• Stated problem
Retype the whole listing below, character for character.

++++++

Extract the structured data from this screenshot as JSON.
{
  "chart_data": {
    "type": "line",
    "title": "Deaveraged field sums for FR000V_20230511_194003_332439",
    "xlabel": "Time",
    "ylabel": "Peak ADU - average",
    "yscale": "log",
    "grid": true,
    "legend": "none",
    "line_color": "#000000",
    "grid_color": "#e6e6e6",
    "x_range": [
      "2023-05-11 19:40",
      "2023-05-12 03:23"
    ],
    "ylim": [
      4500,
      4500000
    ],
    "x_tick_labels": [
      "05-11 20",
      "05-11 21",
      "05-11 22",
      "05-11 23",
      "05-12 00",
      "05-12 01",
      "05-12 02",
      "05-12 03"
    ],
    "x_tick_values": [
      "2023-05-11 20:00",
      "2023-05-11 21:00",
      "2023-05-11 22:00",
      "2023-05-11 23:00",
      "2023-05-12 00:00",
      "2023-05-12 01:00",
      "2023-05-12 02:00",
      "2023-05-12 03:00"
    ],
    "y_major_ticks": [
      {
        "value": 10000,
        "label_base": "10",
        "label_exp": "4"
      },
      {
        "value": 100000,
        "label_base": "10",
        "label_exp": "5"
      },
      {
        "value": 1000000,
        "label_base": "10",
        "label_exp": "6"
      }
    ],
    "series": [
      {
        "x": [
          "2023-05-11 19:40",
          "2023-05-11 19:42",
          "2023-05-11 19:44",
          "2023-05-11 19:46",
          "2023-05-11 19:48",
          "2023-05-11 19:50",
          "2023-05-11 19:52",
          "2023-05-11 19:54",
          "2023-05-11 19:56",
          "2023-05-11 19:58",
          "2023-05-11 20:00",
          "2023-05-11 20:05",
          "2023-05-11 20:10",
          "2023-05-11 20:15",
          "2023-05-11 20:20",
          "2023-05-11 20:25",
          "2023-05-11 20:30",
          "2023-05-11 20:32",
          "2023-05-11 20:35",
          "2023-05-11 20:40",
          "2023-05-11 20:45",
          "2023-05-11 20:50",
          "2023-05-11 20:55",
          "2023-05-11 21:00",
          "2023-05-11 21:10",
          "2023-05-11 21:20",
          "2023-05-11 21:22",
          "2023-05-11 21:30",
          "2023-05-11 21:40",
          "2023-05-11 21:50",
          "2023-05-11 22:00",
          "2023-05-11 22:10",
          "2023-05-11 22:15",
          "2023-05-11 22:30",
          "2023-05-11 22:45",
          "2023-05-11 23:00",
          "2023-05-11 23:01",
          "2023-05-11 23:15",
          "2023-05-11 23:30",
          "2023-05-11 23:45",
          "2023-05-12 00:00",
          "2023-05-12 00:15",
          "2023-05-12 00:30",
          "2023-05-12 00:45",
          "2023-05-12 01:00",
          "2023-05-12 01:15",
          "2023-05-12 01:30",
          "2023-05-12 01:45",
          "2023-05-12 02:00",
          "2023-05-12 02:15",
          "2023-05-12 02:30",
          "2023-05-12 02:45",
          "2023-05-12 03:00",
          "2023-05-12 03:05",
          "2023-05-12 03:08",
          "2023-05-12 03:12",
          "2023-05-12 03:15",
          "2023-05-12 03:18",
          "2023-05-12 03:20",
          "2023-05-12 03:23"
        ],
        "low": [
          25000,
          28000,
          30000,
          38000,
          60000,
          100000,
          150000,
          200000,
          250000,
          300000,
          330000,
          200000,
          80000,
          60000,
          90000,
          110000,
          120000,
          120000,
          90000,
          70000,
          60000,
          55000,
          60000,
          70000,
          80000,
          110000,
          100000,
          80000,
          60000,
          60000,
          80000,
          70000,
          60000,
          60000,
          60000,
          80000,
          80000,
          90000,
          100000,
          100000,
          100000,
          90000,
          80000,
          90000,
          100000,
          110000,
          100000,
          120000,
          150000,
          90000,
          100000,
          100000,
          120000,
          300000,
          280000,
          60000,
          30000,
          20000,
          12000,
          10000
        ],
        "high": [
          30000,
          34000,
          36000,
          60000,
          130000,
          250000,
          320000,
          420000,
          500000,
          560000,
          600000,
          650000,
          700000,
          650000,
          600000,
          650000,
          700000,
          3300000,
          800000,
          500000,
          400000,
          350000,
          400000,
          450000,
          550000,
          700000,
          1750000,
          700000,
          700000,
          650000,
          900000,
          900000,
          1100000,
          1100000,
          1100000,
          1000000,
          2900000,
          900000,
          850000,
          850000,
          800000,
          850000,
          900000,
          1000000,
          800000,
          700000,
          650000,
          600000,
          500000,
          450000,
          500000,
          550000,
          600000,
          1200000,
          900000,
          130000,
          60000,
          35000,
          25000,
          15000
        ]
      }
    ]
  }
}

++++++

• Written answer
Extract the structured data from this screenshot as JSON.
{
  "chart_data": {
    "type": "line",
    "title": "Deaveraged field sums for FR000V_20230511_194003_332439",
    "xlabel": "Time",
    "ylabel": "Peak ADU - average",
    "yscale": "log",
    "grid": true,
    "legend": "none",
    "line_color": "#000000",
    "grid_color": "#e6e6e6",
    "x_range": [
      "2023-05-11 19:40",
      "2023-05-12 03:23"
    ],
    "ylim": [
      4500,
      4500000
    ],
    "x_tick_labels": [
      "05-11 20",
      "05-11 21",
      "05-11 22",
      "05-11 23",
      "05-12 00",
      "05-12 01",
      "05-12 02",
      "05-12 03"
    ],
    "x_tick_values": [
      "2023-05-11 20:00",
      "2023-05-11 21:00",
      "2023-05-11 22:00",
      "2023-05-11 23:00",
      "2023-05-12 00:00",
      "2023-05-12 01:00",
      "2023-05-12 02:00",
      "2023-05-12 03:00"
    ],
    "y_major_ticks": [
      {
        "value": 10000,
        "label_base": "10",
        "label_exp": "4"
      },
      {
        "value": 100000,
        "label_base": "10",
        "label_exp": "5"
      },
      {
        "value": 1000000,
        "label_base": "10",
        "label_exp": "6"
      }
    ],
    "series": [
      {
        "x": [
          "2023-05-11 19:40",
          "2023-05-11 19:42",
          "2023-05-11 19:44",
          "2023-05-11 19:46",
          "2023-05-11 19:48",
          "2023-05-11 19:50",
          "2023-05-11 19:52",
          "2023-05-11 19:54",
          "2023-05-11 19:56",
          "2023-05-11 19:58",
          "2023-05-11 20:00",
          "2023-05-11 20:05",
          "2023-05-11 20:10",
          "2023-05-11 20:15",
          "2023-05-11 20:20",
          "2023-05-11 20:25",
          "2023-05-11 20:30",
          "2023-05-11 20:32",
          "2023-05-11 20:35",
          "2023-05-11 20:40",
          "2023-05-11 20:45",
          "2023-05-11 20:50",
          "2023-05-11 20:55",
          "2023-05-11 21:00",
          "2023-05-11 21:10",
          "2023-05-11 21:20",
          "2023-05-11 21:22",
          "2023-05-11 21:30",
          "2023-05-11 21:40",
          "2023-05-11 21:50",
          "2023-05-11 22:00",
          "2023-05-11 22:10",
          "2023-05-11 22:15",
          "2023-05-11 22:30",
          "2023-05-11 22:45",
          "2023-05-11 23:00",
          "2023-05-11 23:01",
          "2023-05-11 23:15",
          "2023-05-11 23:30",
          "2023-05-11 23:45",
          "2023-05-12 00:00",
          "2023-05-12 00:15",
          "2023-05-12 00:30",
          "2023-05-12 00:45",
          "2023-05-12 01:00",
          "2023-05-12 01:15",
          "2023-05-12 01:30",
          "2023-05-12 01:45",
          "2023-05-12 02:00",
          "2023-05-12 02:15",
          "2023-05-12 02:30",
          "2023-05-12 02:45",
          "2023-05-12 03:00",
          "2023-05-12 03:05",
          "2023-05-12 03:08",
          "2023-05-12 03:12",
          "2023-05-12 03:15",
          "2023-05-12 03:18",
          "2023-05-12 03:20",
          "2023-05-12 03:23"
        ],
        "low": [
          25000,
          28000,
          30000,
          38000,
          60000,
          100000,
          150000,
          200000,
          250000,
          300000,
          330000,
          200000,
          80000,
          60000,
          90000,
          110000,
          120000,
          120000,
          90000,
          70000,
          60000,
          55000,
          60000,
          70000,
          80000,
          110000,
          100000,
          80000,
          60000,
          60000,
          80000,
          70000,
          60000,
          60000,
          60000,
          80000,
          80000,
          90000,
          100000,
          100000,
          100000,
          90000,
          80000,
          90000,
          100000,
          110000,
          100000,
          120000,
          150000,
          90000,
          100000,
          100000,
          120000,
          300000,
          280000,
          60000,
          30000,
          20000,
          12000,
          10000
        ],
        "high": [
          30000,
          34000,
          36000,
          60000,
          130000,
          250000,
          320000,
          420000,
          500000,
          560000,
          600000,
          650000,
          700000,
          650000,
          600000,
          650000,
          700000,
          3300000,
          800000,
          500000,
          400000,
          350000,
          400000,
          450000,
          550000,
          700000,
          1750000,
          700000,
          700000,
          650000,
          900000,
          900000,
          1100000,
          1100000,
          1100000,
          1000000,
          2900000,
          900000,
          850000,
          850000,
          800000,
          850000,
          900000,
          1000000,
          800000,
          700000,
          650000,
          600000,
          500000,
          450000,
          500000,
          550000,
          600000,
          1200000,
          900000,
          130000,
          60000,
          35000,
          25000,
          15000
        ]
      }
    ]
  }
}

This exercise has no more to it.